**Required work:**
A: In the passage on reference voltage resistors, what specified currents are defined for resistors r1 to r5 in the present embodiment?
B: Repeat word for word the piece of the passage on reference voltage resistors that opens with the words containing "As the number" and closes with "current is supplied.".

Similarly, the reference voltage resistors r2 to r5 are also allowed to be determined on the basis of a selected specified current and the voltage of the power supply 11. In the present embodiment, the reference voltage resistors r1 to r5 respectively having the specified currents of 5, 10, 15, 30, 40 [A] are defined.
As the number of the reference voltage resistors r1 to r5 increases, the cutoff region is allowed to be more strictly defined. The number of the reference voltage resistors r1 to r5 is desirably larger than or equal to two, and a required number should be determined on the basis of for example, reliability that is required for the load 14 to which a load current is supplied.

**Provided material:**
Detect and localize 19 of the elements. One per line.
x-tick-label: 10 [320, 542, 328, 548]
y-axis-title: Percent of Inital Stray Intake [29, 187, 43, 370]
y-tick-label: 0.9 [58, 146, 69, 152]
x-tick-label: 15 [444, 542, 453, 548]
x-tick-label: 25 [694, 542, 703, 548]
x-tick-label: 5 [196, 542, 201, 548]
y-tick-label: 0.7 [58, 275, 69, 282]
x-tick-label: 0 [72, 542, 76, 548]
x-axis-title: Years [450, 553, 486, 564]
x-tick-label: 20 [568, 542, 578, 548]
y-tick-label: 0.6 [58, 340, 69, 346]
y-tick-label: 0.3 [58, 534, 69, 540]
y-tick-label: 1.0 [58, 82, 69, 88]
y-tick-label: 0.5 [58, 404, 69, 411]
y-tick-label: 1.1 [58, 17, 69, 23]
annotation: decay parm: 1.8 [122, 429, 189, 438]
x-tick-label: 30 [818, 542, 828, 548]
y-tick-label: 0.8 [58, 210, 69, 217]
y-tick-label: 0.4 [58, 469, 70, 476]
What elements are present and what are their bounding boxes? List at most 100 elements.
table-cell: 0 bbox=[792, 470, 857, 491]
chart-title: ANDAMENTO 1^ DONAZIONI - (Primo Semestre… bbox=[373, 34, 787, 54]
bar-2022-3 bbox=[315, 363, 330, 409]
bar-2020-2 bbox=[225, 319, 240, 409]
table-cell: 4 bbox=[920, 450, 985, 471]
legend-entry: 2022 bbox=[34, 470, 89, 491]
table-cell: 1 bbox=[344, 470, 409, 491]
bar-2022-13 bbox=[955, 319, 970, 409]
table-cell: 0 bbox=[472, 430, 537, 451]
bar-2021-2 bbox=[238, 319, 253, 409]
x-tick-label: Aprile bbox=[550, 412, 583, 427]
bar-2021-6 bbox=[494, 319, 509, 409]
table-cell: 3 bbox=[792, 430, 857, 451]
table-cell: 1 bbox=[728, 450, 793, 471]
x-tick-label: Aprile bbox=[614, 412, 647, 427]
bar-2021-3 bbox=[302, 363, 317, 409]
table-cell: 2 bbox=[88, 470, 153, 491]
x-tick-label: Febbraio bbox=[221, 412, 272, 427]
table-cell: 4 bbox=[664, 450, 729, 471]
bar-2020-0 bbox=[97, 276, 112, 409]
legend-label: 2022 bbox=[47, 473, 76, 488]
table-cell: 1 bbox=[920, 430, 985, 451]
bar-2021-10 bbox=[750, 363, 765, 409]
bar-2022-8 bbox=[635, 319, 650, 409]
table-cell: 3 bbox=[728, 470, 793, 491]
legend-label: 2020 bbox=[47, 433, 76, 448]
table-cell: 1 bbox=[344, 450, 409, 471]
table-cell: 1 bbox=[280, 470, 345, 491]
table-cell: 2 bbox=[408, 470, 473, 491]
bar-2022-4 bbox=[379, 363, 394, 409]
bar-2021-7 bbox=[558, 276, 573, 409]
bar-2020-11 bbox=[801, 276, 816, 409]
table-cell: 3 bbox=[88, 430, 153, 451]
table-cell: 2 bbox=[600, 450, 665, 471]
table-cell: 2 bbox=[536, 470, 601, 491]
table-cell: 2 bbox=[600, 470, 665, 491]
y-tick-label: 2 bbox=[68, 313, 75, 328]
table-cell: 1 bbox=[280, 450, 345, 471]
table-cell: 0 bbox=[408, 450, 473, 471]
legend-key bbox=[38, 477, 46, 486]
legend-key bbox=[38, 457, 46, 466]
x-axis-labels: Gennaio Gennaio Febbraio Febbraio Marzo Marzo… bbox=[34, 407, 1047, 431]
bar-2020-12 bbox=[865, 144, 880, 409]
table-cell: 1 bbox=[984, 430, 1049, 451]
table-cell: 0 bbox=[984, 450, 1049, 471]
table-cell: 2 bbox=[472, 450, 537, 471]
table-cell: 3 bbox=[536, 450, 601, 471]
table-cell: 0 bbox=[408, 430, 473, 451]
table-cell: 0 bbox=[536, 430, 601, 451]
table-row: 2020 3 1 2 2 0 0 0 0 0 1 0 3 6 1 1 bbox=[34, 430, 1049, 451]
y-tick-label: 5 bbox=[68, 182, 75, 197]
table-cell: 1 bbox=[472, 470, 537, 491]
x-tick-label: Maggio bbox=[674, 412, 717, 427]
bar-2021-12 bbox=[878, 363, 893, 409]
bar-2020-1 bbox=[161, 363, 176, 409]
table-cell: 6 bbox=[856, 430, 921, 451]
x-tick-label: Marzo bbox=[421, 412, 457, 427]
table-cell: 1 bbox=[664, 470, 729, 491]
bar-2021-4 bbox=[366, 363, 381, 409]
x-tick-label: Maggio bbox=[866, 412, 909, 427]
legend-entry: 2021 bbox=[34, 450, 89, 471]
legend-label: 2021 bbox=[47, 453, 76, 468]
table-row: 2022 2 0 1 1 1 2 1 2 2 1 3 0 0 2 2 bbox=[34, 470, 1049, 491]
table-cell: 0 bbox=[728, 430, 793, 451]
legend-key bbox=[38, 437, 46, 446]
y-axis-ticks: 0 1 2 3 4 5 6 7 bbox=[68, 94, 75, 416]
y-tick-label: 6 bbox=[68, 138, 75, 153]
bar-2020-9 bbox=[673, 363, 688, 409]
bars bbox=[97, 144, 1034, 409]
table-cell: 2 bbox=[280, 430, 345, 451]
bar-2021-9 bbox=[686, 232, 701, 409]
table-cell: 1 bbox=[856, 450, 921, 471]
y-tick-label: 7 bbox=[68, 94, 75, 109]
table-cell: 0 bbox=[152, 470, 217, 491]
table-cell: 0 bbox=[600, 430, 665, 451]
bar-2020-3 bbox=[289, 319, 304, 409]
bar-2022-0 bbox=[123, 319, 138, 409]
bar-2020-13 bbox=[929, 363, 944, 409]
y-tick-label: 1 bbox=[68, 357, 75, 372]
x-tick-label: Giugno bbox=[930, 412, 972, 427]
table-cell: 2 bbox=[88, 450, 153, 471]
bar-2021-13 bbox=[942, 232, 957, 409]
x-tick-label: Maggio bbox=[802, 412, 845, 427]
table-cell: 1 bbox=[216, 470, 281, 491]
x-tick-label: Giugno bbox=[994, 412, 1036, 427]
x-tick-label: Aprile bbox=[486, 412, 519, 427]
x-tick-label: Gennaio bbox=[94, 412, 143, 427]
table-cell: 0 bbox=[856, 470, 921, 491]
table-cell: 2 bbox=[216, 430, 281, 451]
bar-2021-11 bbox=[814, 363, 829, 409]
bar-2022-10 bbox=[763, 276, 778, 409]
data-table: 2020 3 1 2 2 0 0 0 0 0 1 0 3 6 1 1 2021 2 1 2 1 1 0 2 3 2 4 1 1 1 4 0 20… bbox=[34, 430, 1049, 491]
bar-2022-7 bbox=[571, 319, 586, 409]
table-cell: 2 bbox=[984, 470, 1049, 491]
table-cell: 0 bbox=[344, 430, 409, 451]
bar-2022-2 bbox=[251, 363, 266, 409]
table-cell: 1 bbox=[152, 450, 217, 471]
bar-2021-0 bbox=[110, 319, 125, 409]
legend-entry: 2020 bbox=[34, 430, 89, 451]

**Per-task answers:**
A: 5, 10, 15, 30, and 40 A.

B:
As the number of the reference voltage resistors r1 to r5 increases, the cutoff region is allowed to be more strictly defined. The number of the reference voltage resistors r1 to r5 is desirably larger than or equal to two, and a required number should be determined on the basis of for example, reliability that is required for the load 14 to which a load current is supplied.